Format the material below as a numbered list, skipping any blank lines and leaving out the picture.
______________________________
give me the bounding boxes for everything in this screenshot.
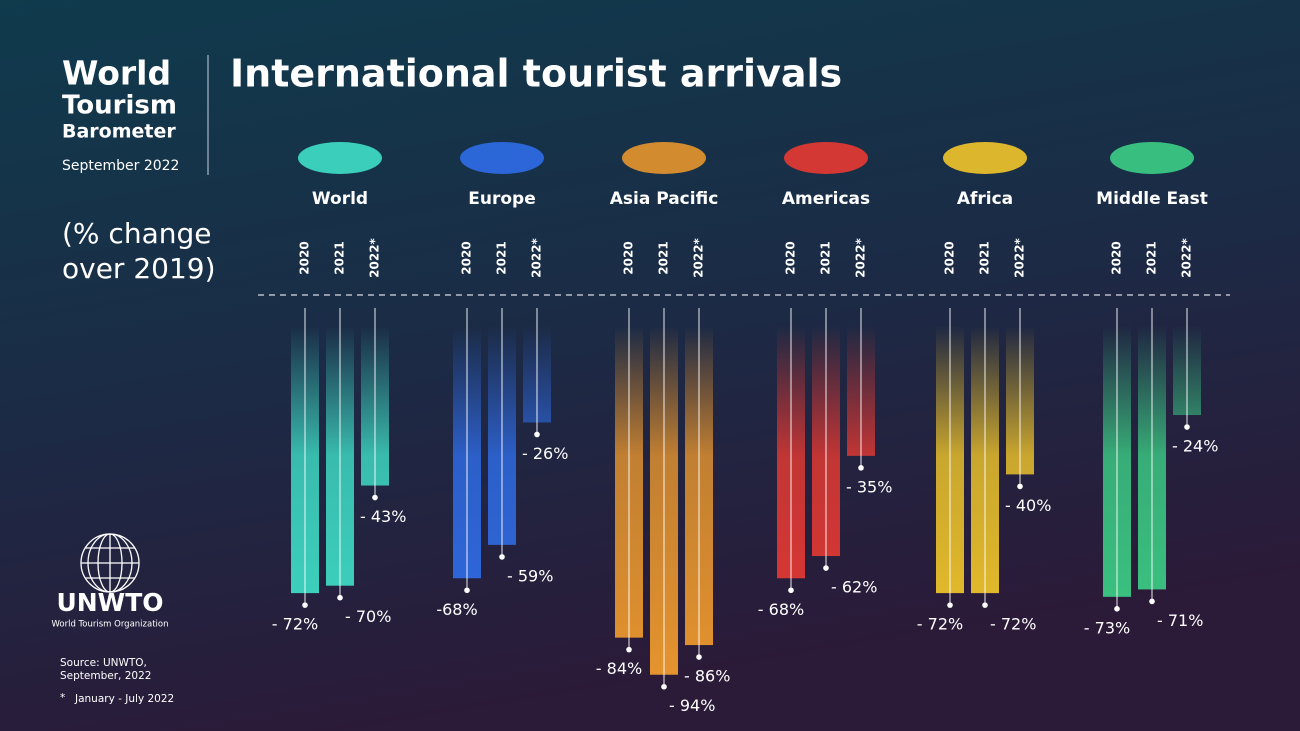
value-label: - 72% — [272, 615, 318, 634]
value-label: - 86% — [684, 667, 730, 686]
region-map — [460, 142, 544, 174]
year-label: 2020 — [784, 241, 798, 274]
footnote-mark: * — [60, 692, 65, 704]
year-label: 2020 — [622, 241, 636, 274]
pointer-dot — [982, 602, 988, 608]
pointer-dot — [464, 587, 470, 594]
brand-line: World — [62, 54, 171, 93]
year-label: 2020 — [943, 241, 957, 274]
year-label: 2020 — [298, 241, 312, 274]
region-map — [943, 142, 1027, 174]
pointer-dot — [947, 602, 953, 608]
region-label: Americas — [782, 189, 870, 209]
brand-line: Tourism — [62, 91, 177, 121]
year-label: 2020 — [460, 241, 474, 274]
pointer-dot — [823, 565, 829, 571]
chart-title: International tourist arrivals — [230, 52, 842, 96]
region-map — [1110, 142, 1194, 174]
year-label: 2022* — [854, 237, 868, 277]
year-label: 2021 — [1145, 241, 1159, 274]
value-label: - 59% — [507, 566, 553, 585]
pointer-dot — [626, 646, 632, 653]
brand-line: Barometer — [62, 121, 176, 143]
brand-date: September 2022 — [62, 158, 179, 174]
region-map — [784, 142, 868, 174]
value-label: - 26% — [522, 444, 568, 463]
logo-name: UNWTO — [56, 588, 163, 617]
value-label: - 24% — [1172, 437, 1218, 456]
value-label: - 73% — [1084, 618, 1130, 637]
value-label: - 35% — [846, 477, 892, 496]
year-label: 2020 — [1110, 241, 1124, 274]
pointer-dot — [499, 554, 505, 560]
year-label: 2021 — [978, 241, 992, 274]
value-label: - 71% — [1157, 611, 1203, 630]
subtitle: over 2019) — [62, 252, 216, 285]
logo — [80, 533, 140, 593]
region-map — [298, 142, 382, 174]
pointer-dot — [788, 587, 794, 594]
pointer-dot — [1149, 598, 1155, 605]
pointer-dot — [1184, 424, 1190, 430]
year-label: 2021 — [819, 241, 833, 274]
year-label: 2021 — [657, 241, 671, 274]
pointer-dot — [661, 683, 667, 690]
year-label: 2022* — [692, 237, 706, 277]
source: September, 2022 — [60, 670, 151, 682]
value-label: - 62% — [831, 578, 877, 597]
subtitle: (% change — [62, 217, 211, 250]
pointer-dot — [858, 465, 864, 471]
region-map — [622, 142, 706, 174]
year-label: 2022* — [1013, 237, 1027, 277]
pointer-dot — [372, 494, 378, 501]
value-label: - 72% — [990, 615, 1036, 634]
footnote: January - July 2022 — [74, 693, 174, 705]
logo-org: World Tourism Organization — [51, 620, 168, 630]
region-label: Asia Pacific — [610, 189, 719, 209]
value-label: - 40% — [1005, 496, 1051, 515]
region-label: Europe — [468, 189, 535, 209]
region-label: World — [312, 189, 368, 209]
pointer-dot — [696, 654, 702, 660]
year-label: 2021 — [333, 241, 347, 274]
value-label: -68% — [436, 600, 477, 619]
pointer-dot — [302, 602, 308, 608]
source: Source: UNWTO, — [60, 657, 147, 669]
value-label: - 94% — [669, 696, 715, 715]
year-label: 2021 — [495, 241, 509, 274]
value-label: - 84% — [596, 659, 642, 678]
value-label: - 43% — [360, 507, 406, 526]
region-label: Africa — [957, 189, 1013, 209]
value-label: - 72% — [917, 615, 963, 634]
value-label: - 70% — [345, 607, 391, 626]
year-label: 2022* — [1180, 237, 1194, 277]
pointer-dot — [534, 431, 540, 438]
pointer-dot — [337, 594, 343, 601]
value-label: - 68% — [758, 600, 804, 619]
pointer-dot — [1114, 606, 1120, 612]
year-label: 2022* — [530, 237, 544, 277]
region-label: Middle East — [1096, 189, 1208, 209]
year-label: 2022* — [368, 237, 382, 277]
pointer-dot — [1017, 483, 1023, 490]
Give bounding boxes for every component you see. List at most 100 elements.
______________________________
OUTPUT BELOW:
1. give me the bounding boxes for everything in this screenshot.
2. value-label: - 72% — [272, 615, 318, 634]
3. value-label: - 86% — [684, 667, 730, 686]
4. region-map — [460, 142, 544, 174]
5. year-label: 2020 — [784, 241, 798, 274]
6. footnote-mark: * — [60, 692, 65, 704]
7. year-label: 2020 — [622, 241, 636, 274]
8. pointer-dot — [982, 602, 988, 608]
9. pointer-dot — [464, 587, 470, 594]
10. brand-line: World — [62, 54, 171, 93]
11. year-label: 2020 — [943, 241, 957, 274]
12. year-label: 2020 — [298, 241, 312, 274]
13. region-map — [943, 142, 1027, 174]
14. pointer-dot — [947, 602, 953, 608]
15. region-label: Americas — [782, 189, 870, 209]
16. brand-line: Tourism — [62, 91, 177, 121]
17. year-label: 2020 — [460, 241, 474, 274]
18. pointer-dot — [823, 565, 829, 571]
19. chart-title: International tourist arrivals — [230, 52, 842, 96]
20. region-map — [1110, 142, 1194, 174]
21. year-label: 2022* — [854, 237, 868, 277]
22. year-label: 2021 — [1145, 241, 1159, 274]
23. value-label: - 59% — [507, 566, 553, 585]
24. pointer-dot — [626, 646, 632, 653]
25. brand-line: Barometer — [62, 121, 176, 143]
26. brand-date: September 2022 — [62, 158, 179, 174]
27. region-map — [784, 142, 868, 174]
28. value-label: - 26% — [522, 444, 568, 463]
29. logo-name: UNWTO — [56, 588, 163, 617]
30. value-label: - 24% — [1172, 437, 1218, 456]
31. value-label: - 73% — [1084, 618, 1130, 637]
32. value-label: - 35% — [846, 477, 892, 496]
33. year-label: 2020 — [1110, 241, 1124, 274]
34. pointer-dot — [499, 554, 505, 560]
35. year-label: 2021 — [978, 241, 992, 274]
36. value-label: - 71% — [1157, 611, 1203, 630]
37. subtitle: over 2019) — [62, 252, 216, 285]
38. logo — [80, 533, 140, 593]
39. region-map — [298, 142, 382, 174]
40. pointer-dot — [788, 587, 794, 594]
41. pointer-dot — [1149, 598, 1155, 605]
42. pointer-dot — [1184, 424, 1190, 430]
43. year-label: 2021 — [819, 241, 833, 274]
44. year-label: 2021 — [657, 241, 671, 274]
45. pointer-dot — [661, 683, 667, 690]
46. year-label: 2022* — [692, 237, 706, 277]
47. source: September, 2022 — [60, 670, 151, 682]
48. value-label: - 62% — [831, 578, 877, 597]
49. subtitle: (% change — [62, 217, 211, 250]
50. pointer-dot — [858, 465, 864, 471]
51. region-map — [622, 142, 706, 174]
52. year-label: 2022* — [1013, 237, 1027, 277]
53. pointer-dot — [372, 494, 378, 501]
54. value-label: - 72% — [990, 615, 1036, 634]
55. footnote: January - July 2022 — [74, 693, 174, 705]
56. logo-org: World Tourism Organization — [51, 620, 168, 630]
57. region-label: Asia Pacific — [610, 189, 719, 209]
58. value-label: - 40% — [1005, 496, 1051, 515]
59. region-label: Europe — [468, 189, 535, 209]
60. region-label: World — [312, 189, 368, 209]
61. pointer-dot — [696, 654, 702, 660]
62. year-label: 2021 — [333, 241, 347, 274]
63. value-label: -68% — [436, 600, 477, 619]
64. pointer-dot — [302, 602, 308, 608]
65. source: Source: UNWTO, — [60, 657, 147, 669]
66. value-label: - 94% — [669, 696, 715, 715]
67. year-label: 2021 — [495, 241, 509, 274]
68. value-label: - 84% — [596, 659, 642, 678]
69. value-label: - 43% — [360, 507, 406, 526]
70. region-label: Africa — [957, 189, 1013, 209]
71. value-label: - 72% — [917, 615, 963, 634]
72. value-label: - 70% — [345, 607, 391, 626]
73. year-label: 2022* — [1180, 237, 1194, 277]
74. pointer-dot — [534, 431, 540, 438]
75. pointer-dot — [337, 594, 343, 601]
76. value-label: - 68% — [758, 600, 804, 619]
77. pointer-dot — [1114, 606, 1120, 612]
78. year-label: 2022* — [530, 237, 544, 277]
79. region-label: Middle East — [1096, 189, 1208, 209]
80. year-label: 2022* — [368, 237, 382, 277]
81. pointer-dot — [1017, 483, 1023, 490]
82. Give bounding boxes for every component you see. List at most 100 elements.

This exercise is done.